Go through the entries below and count the lines holding the word "information". Reply with only the number, please.

_Records from a dataset_
********

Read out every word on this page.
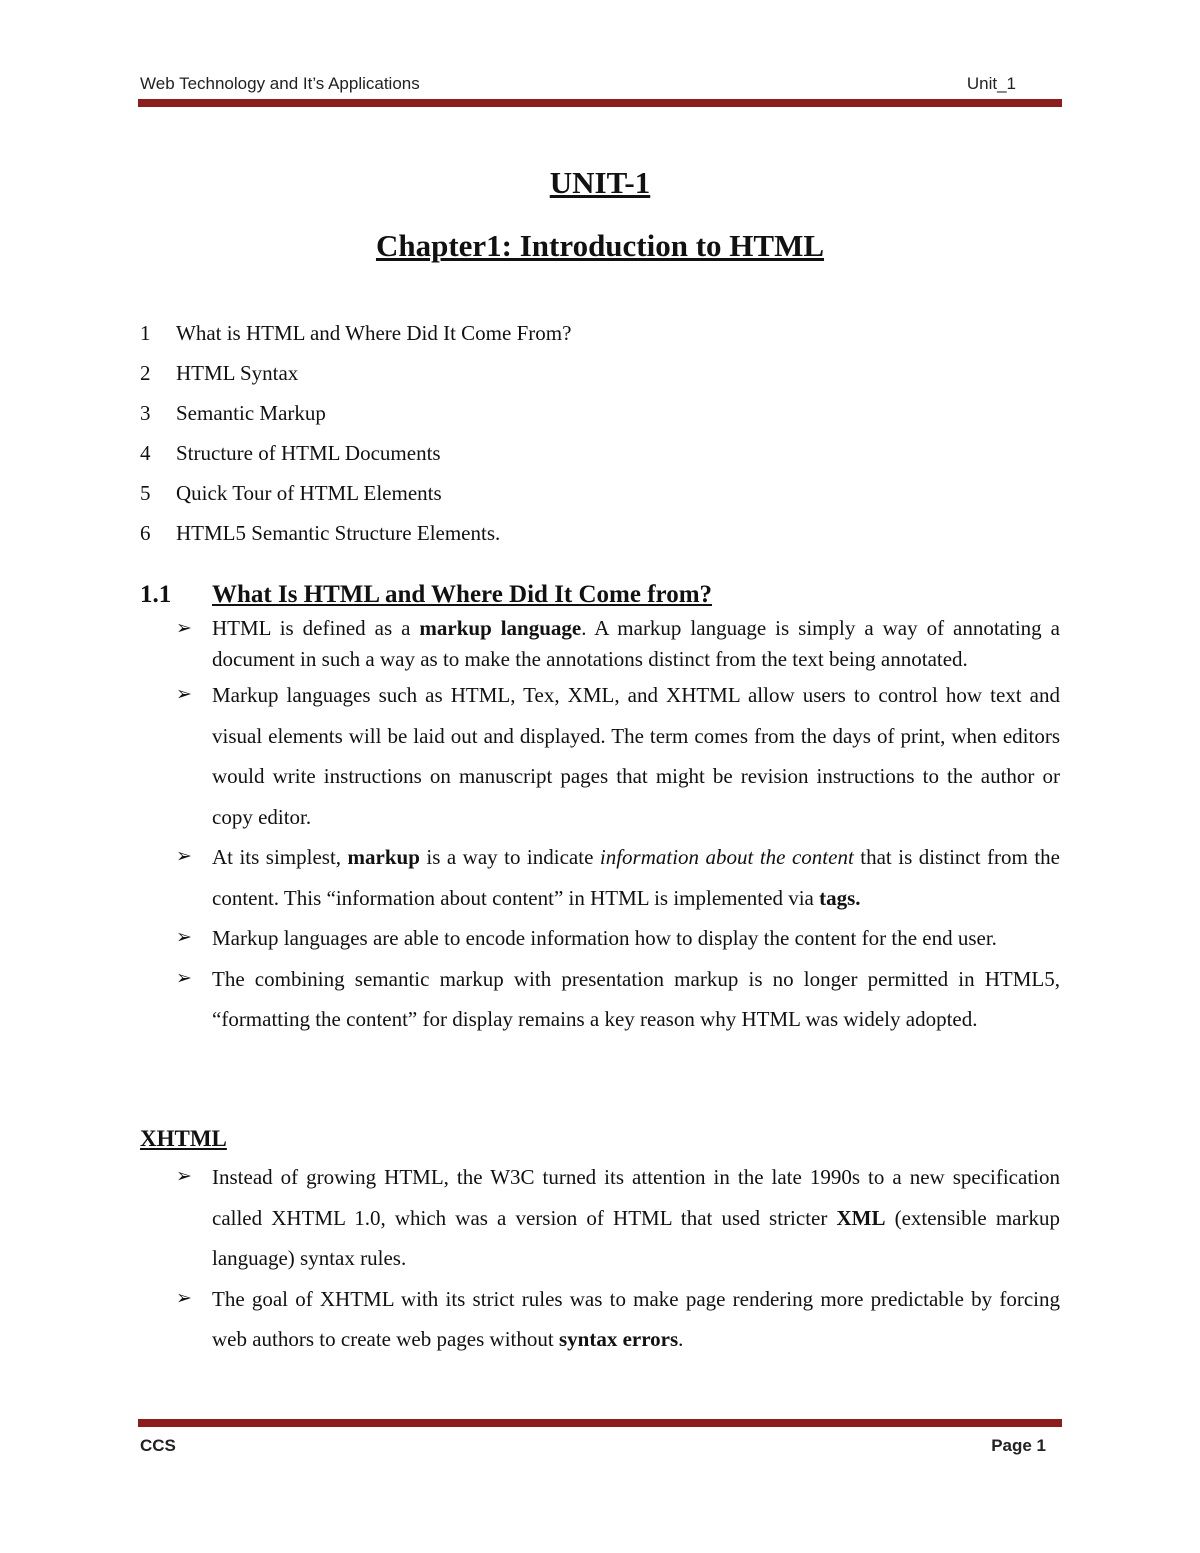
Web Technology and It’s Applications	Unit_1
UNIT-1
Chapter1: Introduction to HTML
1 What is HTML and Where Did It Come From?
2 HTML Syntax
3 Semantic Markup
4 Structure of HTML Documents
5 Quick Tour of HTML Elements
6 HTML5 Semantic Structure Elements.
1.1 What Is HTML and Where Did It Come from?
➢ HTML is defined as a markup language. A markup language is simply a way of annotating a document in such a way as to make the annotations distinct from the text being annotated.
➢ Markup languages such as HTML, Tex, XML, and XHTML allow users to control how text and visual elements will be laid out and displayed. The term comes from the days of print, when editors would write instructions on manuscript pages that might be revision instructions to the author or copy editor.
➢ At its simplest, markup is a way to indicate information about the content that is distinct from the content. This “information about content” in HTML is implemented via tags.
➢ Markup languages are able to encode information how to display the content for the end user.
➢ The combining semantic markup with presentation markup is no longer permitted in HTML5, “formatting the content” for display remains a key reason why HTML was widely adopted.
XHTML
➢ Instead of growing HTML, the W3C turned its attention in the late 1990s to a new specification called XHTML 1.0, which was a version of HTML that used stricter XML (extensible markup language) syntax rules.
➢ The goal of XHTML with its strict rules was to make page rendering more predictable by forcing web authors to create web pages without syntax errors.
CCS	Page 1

********

_Solution to this task_
2